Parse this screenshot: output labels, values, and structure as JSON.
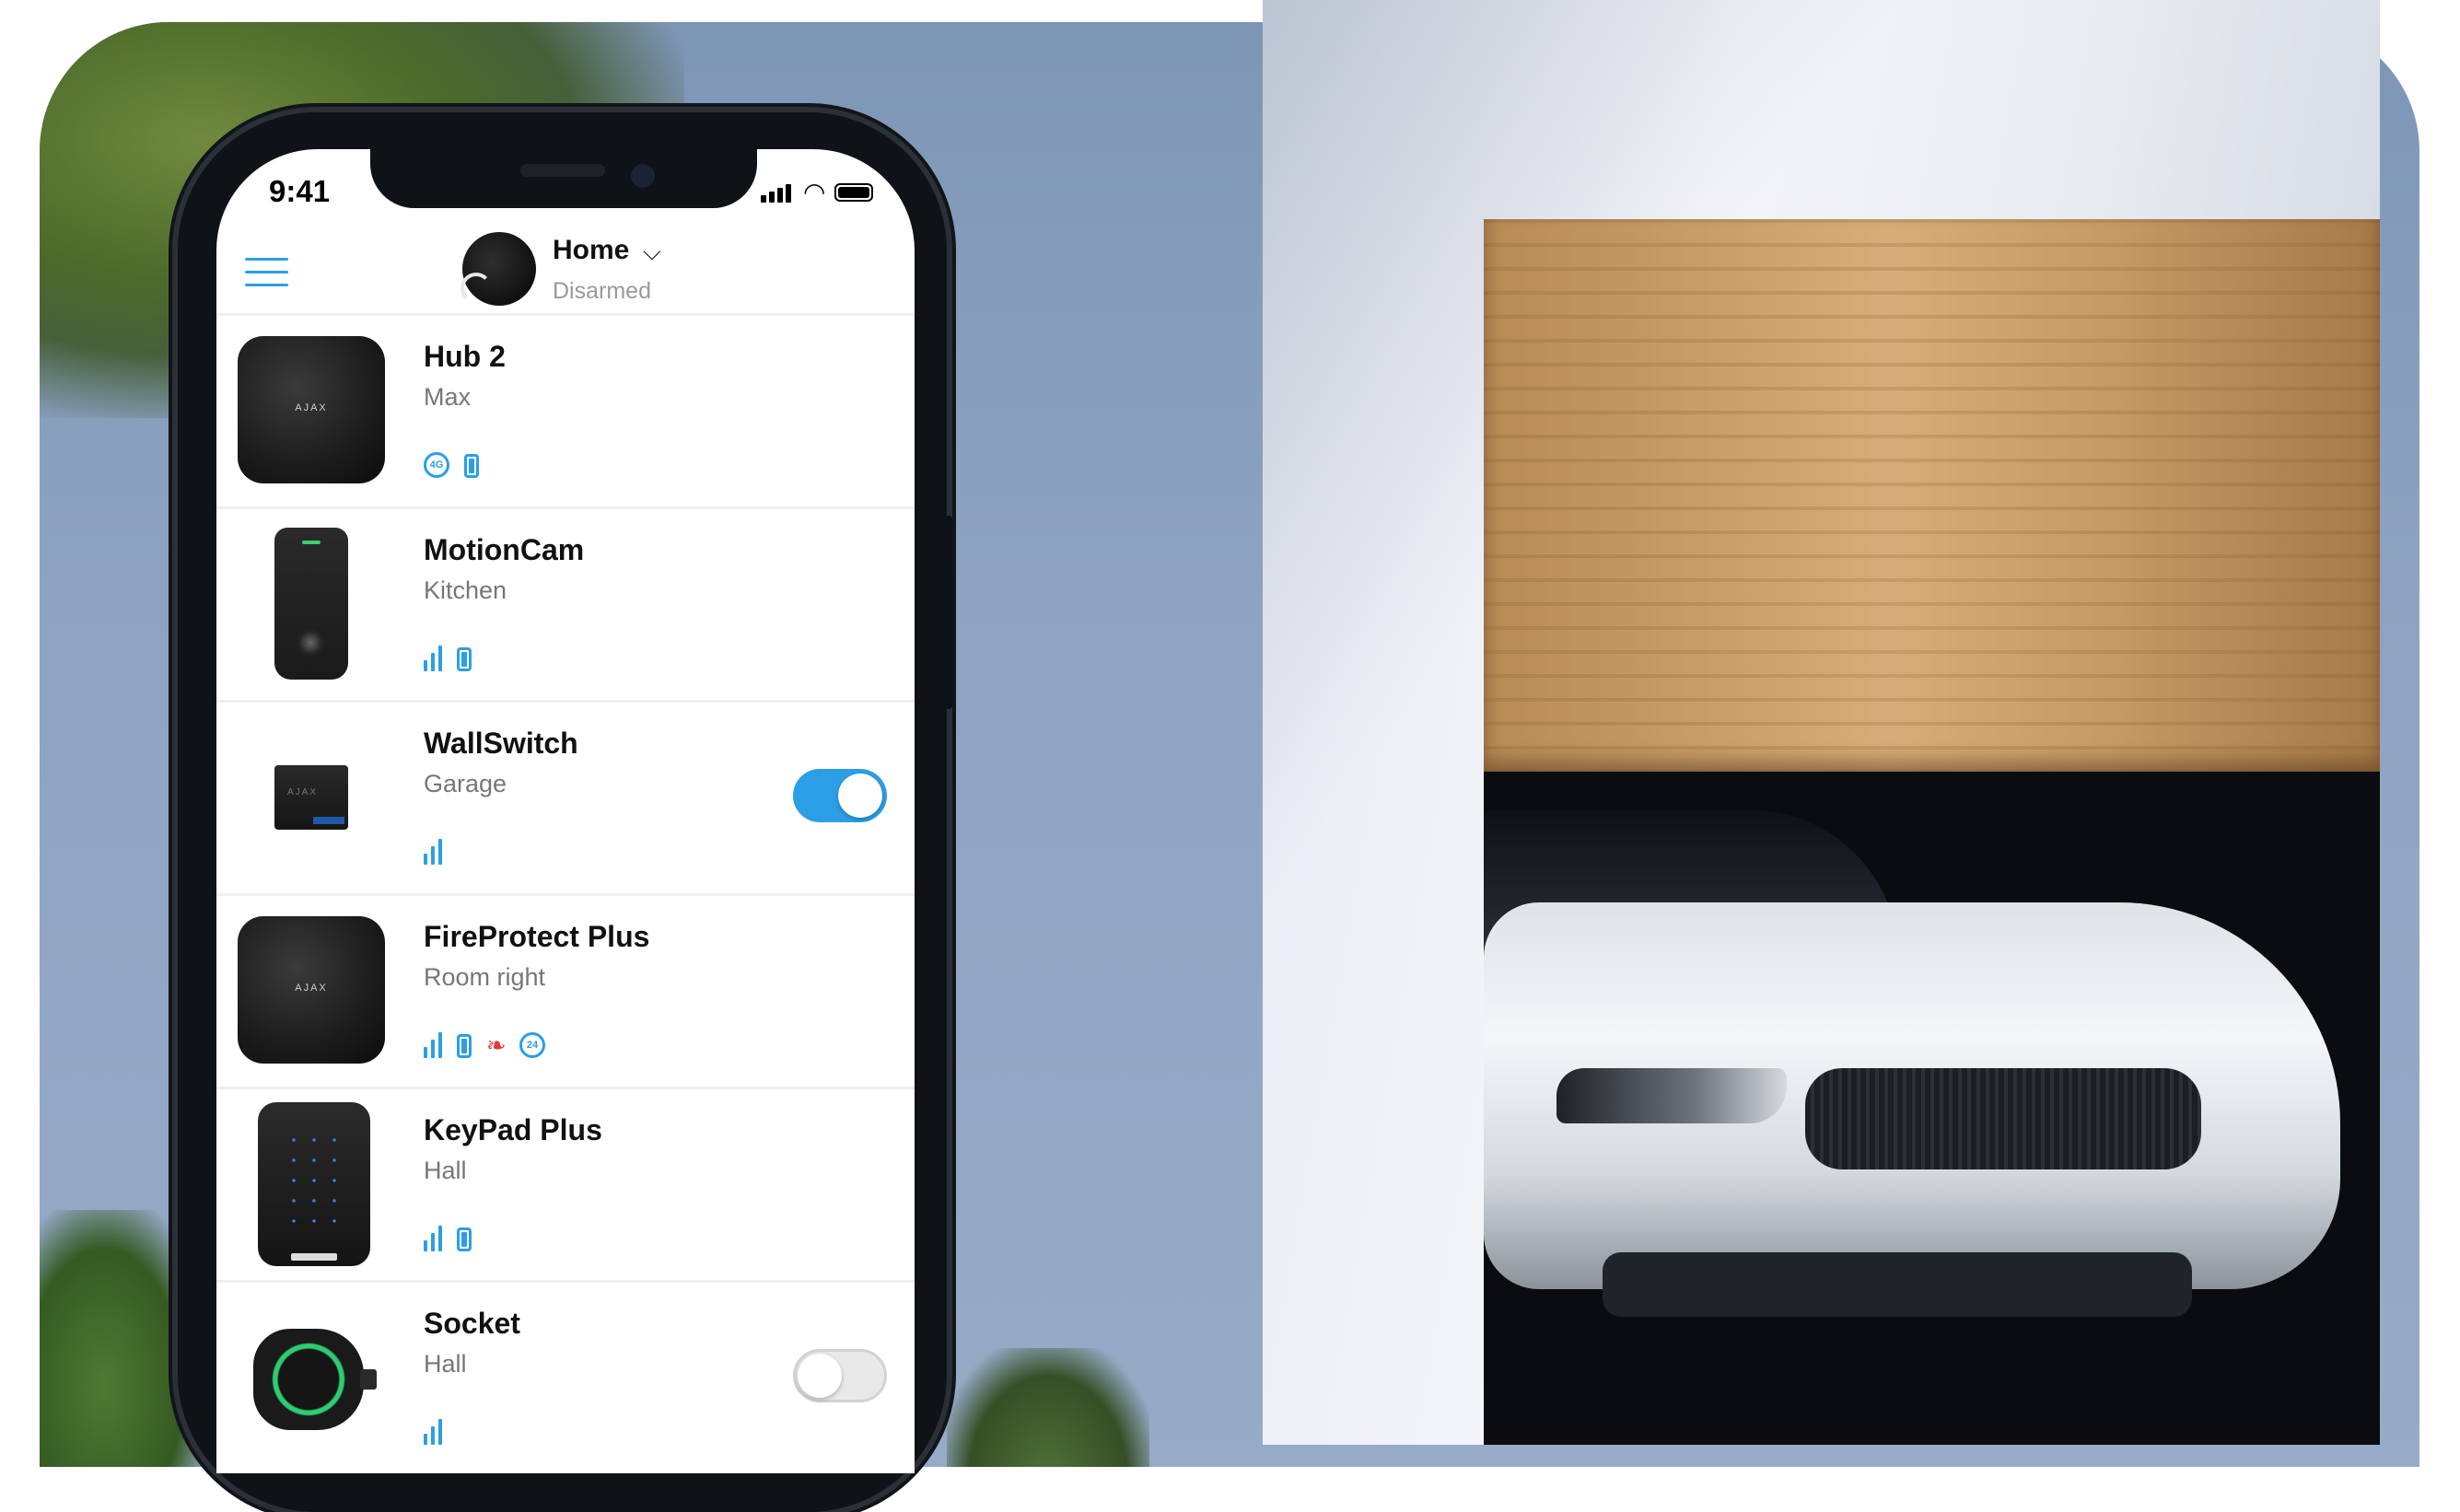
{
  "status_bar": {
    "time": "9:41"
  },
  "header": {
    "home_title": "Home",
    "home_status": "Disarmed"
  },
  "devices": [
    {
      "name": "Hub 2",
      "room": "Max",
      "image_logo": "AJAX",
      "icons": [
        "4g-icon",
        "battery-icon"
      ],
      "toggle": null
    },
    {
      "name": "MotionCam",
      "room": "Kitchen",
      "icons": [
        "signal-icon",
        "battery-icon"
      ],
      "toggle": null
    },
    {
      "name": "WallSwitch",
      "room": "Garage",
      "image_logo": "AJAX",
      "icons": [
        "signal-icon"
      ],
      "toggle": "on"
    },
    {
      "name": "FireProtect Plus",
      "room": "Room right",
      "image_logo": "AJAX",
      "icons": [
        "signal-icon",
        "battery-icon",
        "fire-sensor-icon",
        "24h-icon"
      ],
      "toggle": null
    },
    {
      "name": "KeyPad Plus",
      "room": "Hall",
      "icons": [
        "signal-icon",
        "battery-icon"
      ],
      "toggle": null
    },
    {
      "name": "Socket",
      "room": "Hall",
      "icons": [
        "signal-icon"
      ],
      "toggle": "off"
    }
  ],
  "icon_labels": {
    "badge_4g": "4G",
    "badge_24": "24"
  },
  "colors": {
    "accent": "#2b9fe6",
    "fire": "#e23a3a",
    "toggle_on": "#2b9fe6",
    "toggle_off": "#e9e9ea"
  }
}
################
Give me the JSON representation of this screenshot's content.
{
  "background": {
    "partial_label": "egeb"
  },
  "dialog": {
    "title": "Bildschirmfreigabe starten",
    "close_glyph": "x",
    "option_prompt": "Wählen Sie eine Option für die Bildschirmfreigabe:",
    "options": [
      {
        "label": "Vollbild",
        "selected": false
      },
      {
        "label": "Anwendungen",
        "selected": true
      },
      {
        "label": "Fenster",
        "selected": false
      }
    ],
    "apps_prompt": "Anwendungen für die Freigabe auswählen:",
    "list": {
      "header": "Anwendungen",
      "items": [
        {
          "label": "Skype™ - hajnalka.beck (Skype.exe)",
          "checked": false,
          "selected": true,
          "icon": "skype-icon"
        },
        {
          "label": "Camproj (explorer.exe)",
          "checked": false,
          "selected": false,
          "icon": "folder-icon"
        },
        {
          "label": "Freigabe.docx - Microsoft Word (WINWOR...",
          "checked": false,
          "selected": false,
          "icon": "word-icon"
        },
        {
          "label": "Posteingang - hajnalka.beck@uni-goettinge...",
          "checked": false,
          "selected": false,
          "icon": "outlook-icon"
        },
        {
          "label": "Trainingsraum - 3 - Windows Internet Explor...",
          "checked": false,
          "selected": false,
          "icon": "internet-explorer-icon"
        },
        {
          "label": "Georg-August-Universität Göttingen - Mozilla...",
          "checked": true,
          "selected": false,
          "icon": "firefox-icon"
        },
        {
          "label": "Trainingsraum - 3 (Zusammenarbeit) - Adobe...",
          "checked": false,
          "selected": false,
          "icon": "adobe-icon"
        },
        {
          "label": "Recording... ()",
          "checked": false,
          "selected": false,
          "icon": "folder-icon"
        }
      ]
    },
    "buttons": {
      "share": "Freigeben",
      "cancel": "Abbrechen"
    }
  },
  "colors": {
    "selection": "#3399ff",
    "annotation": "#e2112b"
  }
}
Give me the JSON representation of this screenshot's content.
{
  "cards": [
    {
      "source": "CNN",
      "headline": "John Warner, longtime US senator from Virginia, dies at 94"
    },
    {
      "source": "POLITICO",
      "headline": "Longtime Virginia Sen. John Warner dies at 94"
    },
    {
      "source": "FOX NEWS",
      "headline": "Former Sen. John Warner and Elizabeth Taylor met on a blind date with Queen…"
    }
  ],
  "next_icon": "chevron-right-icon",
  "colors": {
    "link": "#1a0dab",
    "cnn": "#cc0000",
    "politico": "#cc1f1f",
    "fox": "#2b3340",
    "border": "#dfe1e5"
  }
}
################
◆ **Stated goal**: Go through the data above and find the lines with the word "John". Copy each of those lines.

◆ **Exercise solution**:
      "headline": "John Warner, longtime US senator from Virginia, dies at 94"
      "headline": "Longtime Virginia Sen. John Warner dies at 94"
      "headline": "Former Sen. John Warner and Elizabeth Taylor met on a blind date with Queen…"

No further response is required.